EXERCISE REQUIREMENTS: Transcribe everything in the data word for word. Pictures are left out.

——————

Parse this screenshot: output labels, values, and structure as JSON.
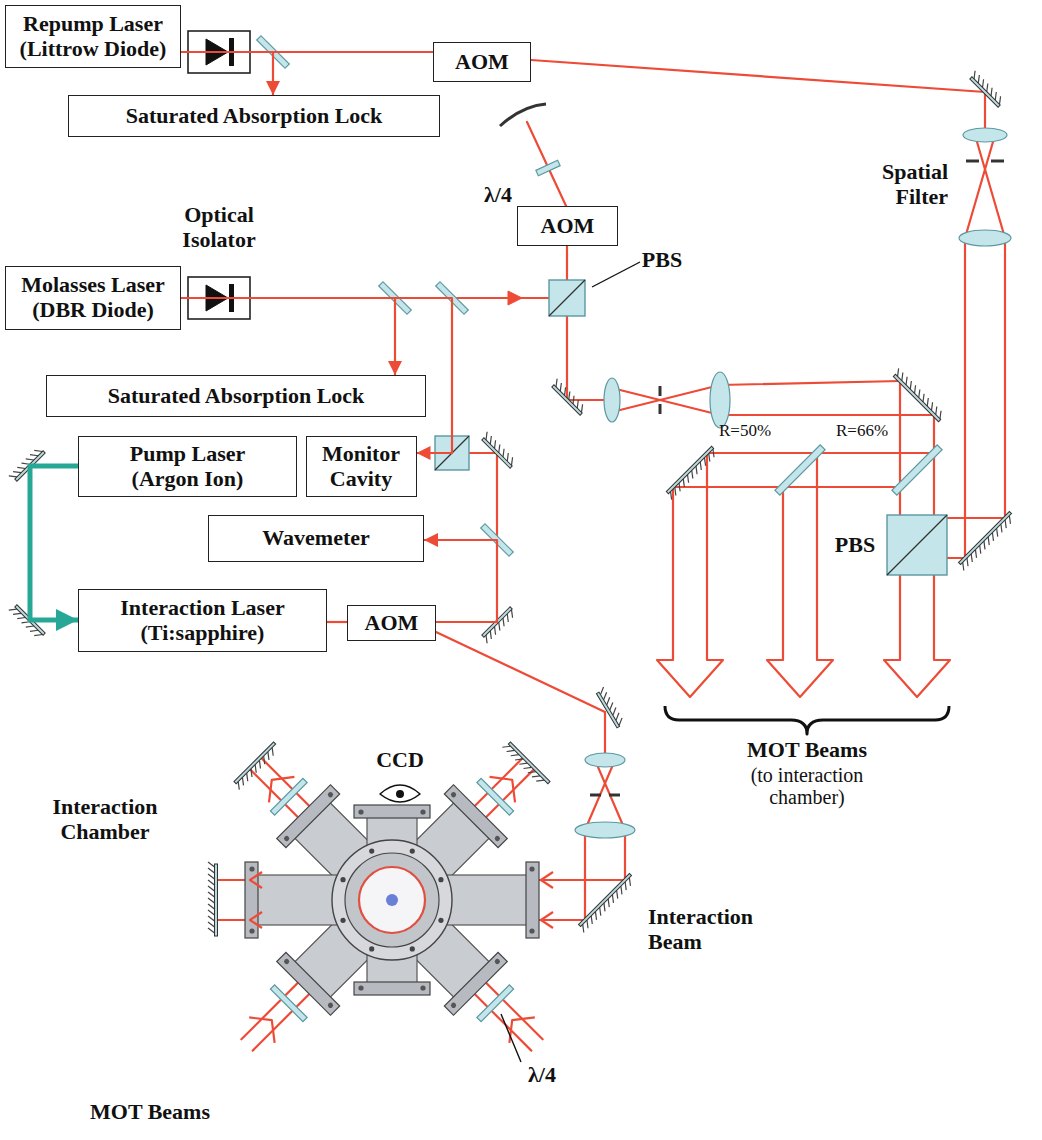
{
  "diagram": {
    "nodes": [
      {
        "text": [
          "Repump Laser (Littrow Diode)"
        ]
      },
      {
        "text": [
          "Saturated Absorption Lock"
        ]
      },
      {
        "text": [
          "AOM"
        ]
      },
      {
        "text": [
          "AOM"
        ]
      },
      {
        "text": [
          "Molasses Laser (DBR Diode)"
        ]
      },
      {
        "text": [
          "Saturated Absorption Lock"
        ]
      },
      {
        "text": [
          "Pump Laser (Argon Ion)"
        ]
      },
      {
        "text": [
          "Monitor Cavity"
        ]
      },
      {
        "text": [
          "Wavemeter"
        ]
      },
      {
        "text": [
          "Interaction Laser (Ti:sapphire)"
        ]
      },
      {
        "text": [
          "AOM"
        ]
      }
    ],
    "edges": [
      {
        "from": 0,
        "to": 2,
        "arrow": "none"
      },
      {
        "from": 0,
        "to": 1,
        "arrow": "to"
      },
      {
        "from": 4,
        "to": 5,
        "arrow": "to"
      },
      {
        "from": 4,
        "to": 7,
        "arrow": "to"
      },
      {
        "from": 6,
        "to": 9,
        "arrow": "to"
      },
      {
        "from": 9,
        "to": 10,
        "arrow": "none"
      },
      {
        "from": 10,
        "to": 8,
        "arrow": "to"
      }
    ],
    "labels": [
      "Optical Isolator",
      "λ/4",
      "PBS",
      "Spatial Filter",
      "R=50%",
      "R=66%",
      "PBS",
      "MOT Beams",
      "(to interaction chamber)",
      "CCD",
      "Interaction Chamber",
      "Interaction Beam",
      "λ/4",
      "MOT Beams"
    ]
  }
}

——————

RESPONSE TO THIS EXERCISE:
Parse this screenshot: output labels, values, and structure as JSON.
{
  "diagram": {
    "nodes": [
      {
        "text": [
          "Repump Laser (Littrow Diode)"
        ]
      },
      {
        "text": [
          "Saturated Absorption Lock"
        ]
      },
      {
        "text": [
          "AOM"
        ]
      },
      {
        "text": [
          "AOM"
        ]
      },
      {
        "text": [
          "Molasses Laser (DBR Diode)"
        ]
      },
      {
        "text": [
          "Saturated Absorption Lock"
        ]
      },
      {
        "text": [
          "Pump Laser (Argon Ion)"
        ]
      },
      {
        "text": [
          "Monitor Cavity"
        ]
      },
      {
        "text": [
          "Wavemeter"
        ]
      },
      {
        "text": [
          "Interaction Laser (Ti:sapphire)"
        ]
      },
      {
        "text": [
          "AOM"
        ]
      }
    ],
    "edges": [
      {
        "from": 0,
        "to": 2,
        "arrow": "none"
      },
      {
        "from": 0,
        "to": 1,
        "arrow": "to"
      },
      {
        "from": 4,
        "to": 5,
        "arrow": "to"
      },
      {
        "from": 4,
        "to": 7,
        "arrow": "to"
      },
      {
        "from": 6,
        "to": 9,
        "arrow": "to"
      },
      {
        "from": 9,
        "to": 10,
        "arrow": "none"
      },
      {
        "from": 10,
        "to": 8,
        "arrow": "to"
      }
    ],
    "labels": [
      "Optical Isolator",
      "λ/4",
      "PBS",
      "Spatial Filter",
      "R=50%",
      "R=66%",
      "PBS",
      "MOT Beams",
      "(to interaction chamber)",
      "CCD",
      "Interaction Chamber",
      "Interaction Beam",
      "λ/4",
      "MOT Beams"
    ]
  }
}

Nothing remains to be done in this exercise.